• _RECORDS TO PROCESS_

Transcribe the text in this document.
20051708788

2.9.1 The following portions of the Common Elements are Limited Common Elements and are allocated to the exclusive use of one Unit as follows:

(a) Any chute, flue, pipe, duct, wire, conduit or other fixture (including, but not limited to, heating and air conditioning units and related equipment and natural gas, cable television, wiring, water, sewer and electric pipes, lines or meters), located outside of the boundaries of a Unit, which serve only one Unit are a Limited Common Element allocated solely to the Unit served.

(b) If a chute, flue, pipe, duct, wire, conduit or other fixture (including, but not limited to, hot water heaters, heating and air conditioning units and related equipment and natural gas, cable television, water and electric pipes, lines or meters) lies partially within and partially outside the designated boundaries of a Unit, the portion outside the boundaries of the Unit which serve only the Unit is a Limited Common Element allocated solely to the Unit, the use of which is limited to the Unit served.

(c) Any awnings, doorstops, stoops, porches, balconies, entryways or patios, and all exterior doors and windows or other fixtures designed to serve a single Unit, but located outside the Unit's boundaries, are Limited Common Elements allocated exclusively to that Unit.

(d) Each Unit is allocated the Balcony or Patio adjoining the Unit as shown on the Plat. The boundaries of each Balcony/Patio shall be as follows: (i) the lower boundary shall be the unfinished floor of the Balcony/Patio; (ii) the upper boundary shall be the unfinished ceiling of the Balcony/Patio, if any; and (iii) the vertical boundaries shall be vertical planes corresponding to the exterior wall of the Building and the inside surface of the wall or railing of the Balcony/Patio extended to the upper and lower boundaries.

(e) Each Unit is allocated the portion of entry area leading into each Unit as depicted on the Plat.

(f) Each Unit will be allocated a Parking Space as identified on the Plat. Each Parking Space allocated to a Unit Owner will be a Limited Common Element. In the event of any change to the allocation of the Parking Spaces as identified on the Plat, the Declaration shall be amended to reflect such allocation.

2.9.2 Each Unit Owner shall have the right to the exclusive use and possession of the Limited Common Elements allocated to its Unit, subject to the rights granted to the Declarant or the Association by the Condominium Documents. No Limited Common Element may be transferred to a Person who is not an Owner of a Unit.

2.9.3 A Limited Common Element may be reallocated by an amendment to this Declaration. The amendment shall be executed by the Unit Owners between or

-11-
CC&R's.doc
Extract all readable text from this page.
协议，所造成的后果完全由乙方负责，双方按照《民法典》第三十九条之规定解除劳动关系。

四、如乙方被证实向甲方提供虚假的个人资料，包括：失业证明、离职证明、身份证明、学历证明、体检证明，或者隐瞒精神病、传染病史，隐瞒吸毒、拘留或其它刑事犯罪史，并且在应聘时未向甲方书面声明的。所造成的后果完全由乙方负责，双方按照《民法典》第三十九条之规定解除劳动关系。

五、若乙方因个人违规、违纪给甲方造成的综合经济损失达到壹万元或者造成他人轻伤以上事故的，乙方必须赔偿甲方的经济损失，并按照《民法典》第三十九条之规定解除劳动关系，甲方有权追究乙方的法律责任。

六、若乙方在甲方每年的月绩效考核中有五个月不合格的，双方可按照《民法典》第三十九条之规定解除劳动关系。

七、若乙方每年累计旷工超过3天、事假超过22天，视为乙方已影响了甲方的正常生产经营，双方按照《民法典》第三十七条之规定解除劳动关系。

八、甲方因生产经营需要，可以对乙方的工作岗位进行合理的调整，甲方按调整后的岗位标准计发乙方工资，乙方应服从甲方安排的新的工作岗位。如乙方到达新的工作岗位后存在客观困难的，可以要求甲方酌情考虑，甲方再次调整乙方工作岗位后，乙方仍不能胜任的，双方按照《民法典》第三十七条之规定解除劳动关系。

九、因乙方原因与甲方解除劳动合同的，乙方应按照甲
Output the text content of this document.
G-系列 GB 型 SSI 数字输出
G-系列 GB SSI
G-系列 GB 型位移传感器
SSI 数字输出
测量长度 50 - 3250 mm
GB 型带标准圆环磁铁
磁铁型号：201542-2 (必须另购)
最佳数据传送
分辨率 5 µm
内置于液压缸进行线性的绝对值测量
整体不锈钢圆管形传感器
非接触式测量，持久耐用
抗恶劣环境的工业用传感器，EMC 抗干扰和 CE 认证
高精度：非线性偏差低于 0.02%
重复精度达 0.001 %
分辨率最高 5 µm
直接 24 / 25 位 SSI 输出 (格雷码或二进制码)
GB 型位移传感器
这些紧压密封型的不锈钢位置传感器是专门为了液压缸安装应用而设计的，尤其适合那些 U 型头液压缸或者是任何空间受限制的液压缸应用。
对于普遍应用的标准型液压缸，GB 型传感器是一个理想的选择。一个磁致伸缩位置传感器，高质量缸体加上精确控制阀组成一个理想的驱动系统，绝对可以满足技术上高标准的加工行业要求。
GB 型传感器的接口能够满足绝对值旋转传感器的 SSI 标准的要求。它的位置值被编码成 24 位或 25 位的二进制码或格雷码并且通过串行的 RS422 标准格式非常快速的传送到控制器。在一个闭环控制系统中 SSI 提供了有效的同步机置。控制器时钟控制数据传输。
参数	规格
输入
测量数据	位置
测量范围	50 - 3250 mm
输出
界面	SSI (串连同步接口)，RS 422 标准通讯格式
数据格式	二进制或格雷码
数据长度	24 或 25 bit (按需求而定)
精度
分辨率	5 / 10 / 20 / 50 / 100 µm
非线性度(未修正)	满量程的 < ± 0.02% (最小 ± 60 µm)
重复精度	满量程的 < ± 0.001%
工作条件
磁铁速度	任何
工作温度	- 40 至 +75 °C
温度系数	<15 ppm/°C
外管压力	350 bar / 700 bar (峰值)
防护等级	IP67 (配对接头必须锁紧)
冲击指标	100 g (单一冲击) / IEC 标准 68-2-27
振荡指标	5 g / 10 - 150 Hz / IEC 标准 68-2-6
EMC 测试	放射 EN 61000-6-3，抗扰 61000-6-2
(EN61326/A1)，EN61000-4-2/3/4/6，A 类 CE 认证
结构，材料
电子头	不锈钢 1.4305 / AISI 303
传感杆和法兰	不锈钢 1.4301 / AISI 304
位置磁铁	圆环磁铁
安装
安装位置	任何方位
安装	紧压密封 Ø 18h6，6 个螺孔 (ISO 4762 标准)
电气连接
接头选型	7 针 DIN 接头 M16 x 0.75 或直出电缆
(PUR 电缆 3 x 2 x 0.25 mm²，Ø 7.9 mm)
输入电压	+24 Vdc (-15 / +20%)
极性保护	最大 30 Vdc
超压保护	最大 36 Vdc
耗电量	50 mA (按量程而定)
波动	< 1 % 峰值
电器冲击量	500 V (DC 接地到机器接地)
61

• _EXERCISE DESCRIPTION_
Show the lines of the records that contain the word "this".

• _RESULT BELOW_
Transcribe the text in this document.
2.9.3 A Limited Common Element may be reallocated by an amendment to this Declaration. The amendment shall be executed by the Unit Owners between or
Extract all readable text from this page.
Output the text content of this document.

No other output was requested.